Exercise directions:
Without the images, write out the whole listing exactly.

Supplied material:

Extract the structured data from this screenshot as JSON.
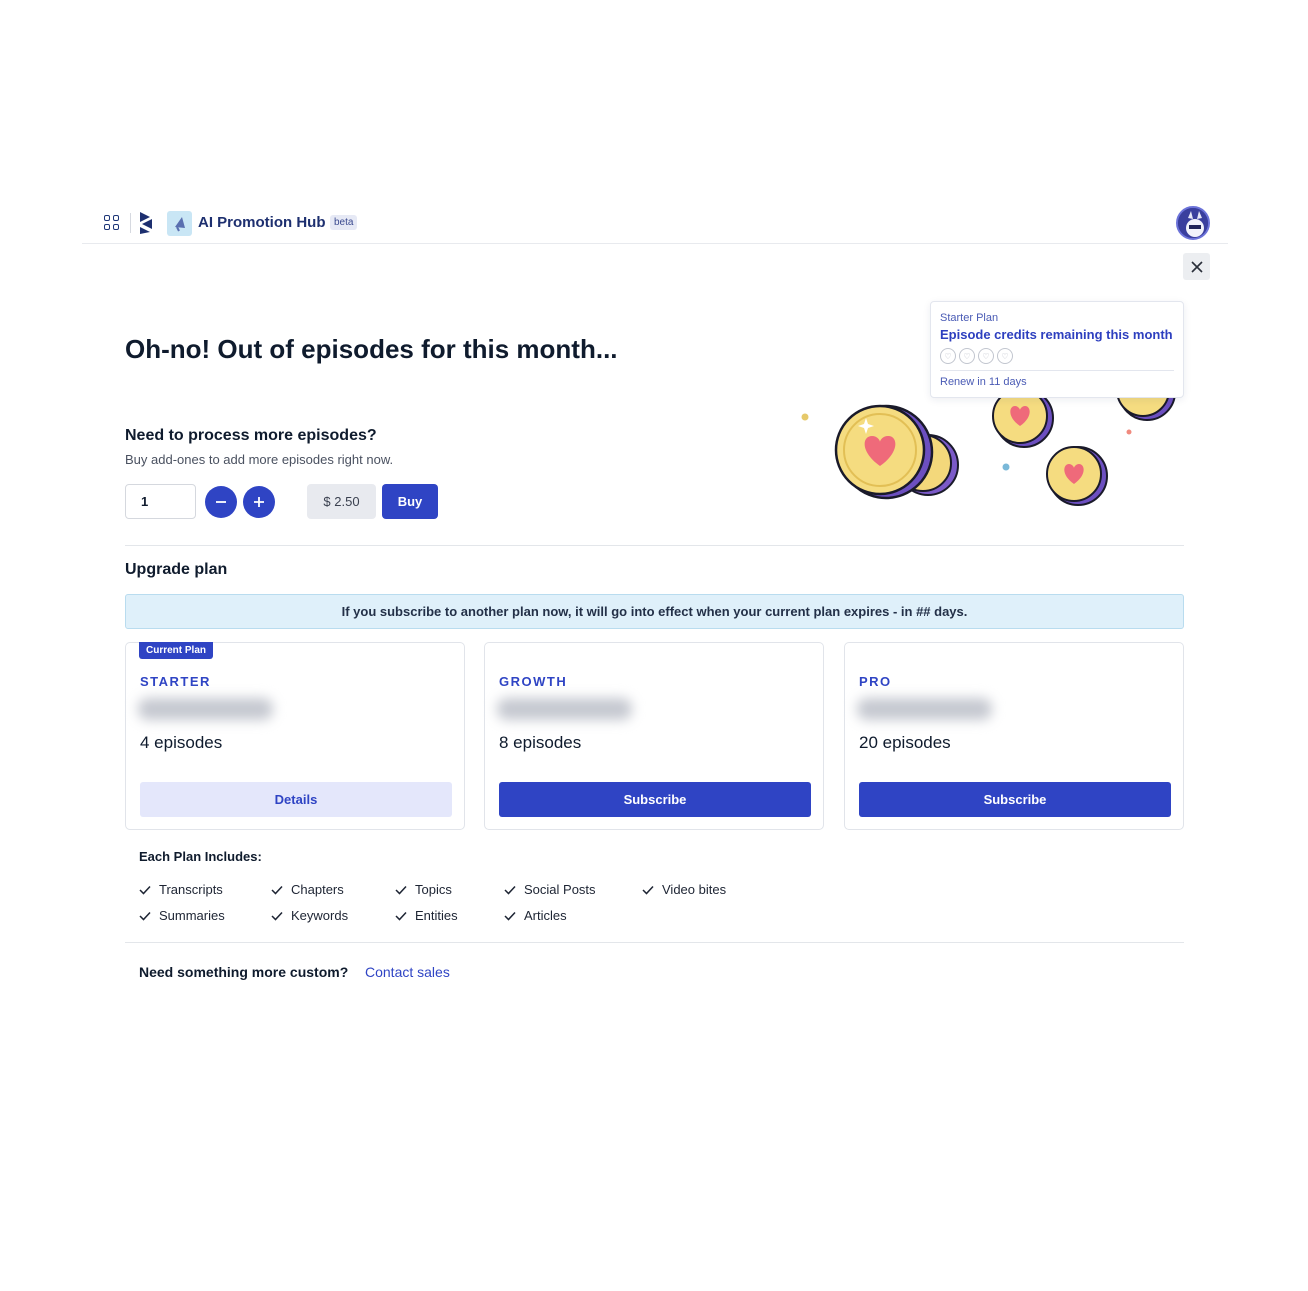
{
  "header": {
    "app_title": "AI Promotion Hub",
    "beta_label": "beta"
  },
  "colors": {
    "accent": "#2f44c4",
    "accent_soft": "#e4e7fb",
    "notice_bg": "#dff0fa"
  },
  "headline": "Oh-no! Out of episodes for this month...",
  "credits": {
    "plan": "Starter Plan",
    "title": "Episode credits remaining this month",
    "credits_total": 4,
    "credits_remaining": 0,
    "renew": "Renew in 11 days"
  },
  "addons": {
    "title": "Need to process more episodes?",
    "subtitle": "Buy add-ones to add more episodes right now.",
    "quantity": "1",
    "price": "$ 2.50",
    "buy_label": "Buy"
  },
  "upgrade": {
    "title": "Upgrade plan",
    "notice": "If you subscribe to another plan now, it will go into effect when your current plan expires - in ## days.",
    "plans": [
      {
        "tag": "Current Plan",
        "name": "STARTER",
        "episodes": "4 episodes",
        "button": "Details"
      },
      {
        "name": "GROWTH",
        "episodes": "8 episodes",
        "button": "Subscribe"
      },
      {
        "name": "PRO",
        "episodes": "20 episodes",
        "button": "Subscribe"
      }
    ]
  },
  "includes": {
    "title": "Each Plan Includes:",
    "features": [
      "Transcripts",
      "Summaries",
      "Chapters",
      "Keywords",
      "Topics",
      "Entities",
      "Social Posts",
      "Articles",
      "Video bites"
    ]
  },
  "footer": {
    "custom_text": "Need something more custom?",
    "contact_label": "Contact sales"
  }
}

Written answer:
Extract the structured data from this screenshot as JSON.
{
  "header": {
    "app_title": "AI Promotion Hub",
    "beta_label": "beta"
  },
  "colors": {
    "accent": "#2f44c4",
    "accent_soft": "#e4e7fb",
    "notice_bg": "#dff0fa"
  },
  "headline": "Oh-no! Out of episodes for this month...",
  "credits": {
    "plan": "Starter Plan",
    "title": "Episode credits remaining this month",
    "credits_total": 4,
    "credits_remaining": 0,
    "renew": "Renew in 11 days"
  },
  "addons": {
    "title": "Need to process more episodes?",
    "subtitle": "Buy add-ones to add more episodes right now.",
    "quantity": "1",
    "price": "$ 2.50",
    "buy_label": "Buy"
  },
  "upgrade": {
    "title": "Upgrade plan",
    "notice": "If you subscribe to another plan now, it will go into effect when your current plan expires - in ## days.",
    "plans": [
      {
        "tag": "Current Plan",
        "name": "STARTER",
        "episodes": "4 episodes",
        "button": "Details"
      },
      {
        "name": "GROWTH",
        "episodes": "8 episodes",
        "button": "Subscribe"
      },
      {
        "name": "PRO",
        "episodes": "20 episodes",
        "button": "Subscribe"
      }
    ]
  },
  "includes": {
    "title": "Each Plan Includes:",
    "features": [
      "Transcripts",
      "Summaries",
      "Chapters",
      "Keywords",
      "Topics",
      "Entities",
      "Social Posts",
      "Articles",
      "Video bites"
    ]
  },
  "footer": {
    "custom_text": "Need something more custom?",
    "contact_label": "Contact sales"
  }
}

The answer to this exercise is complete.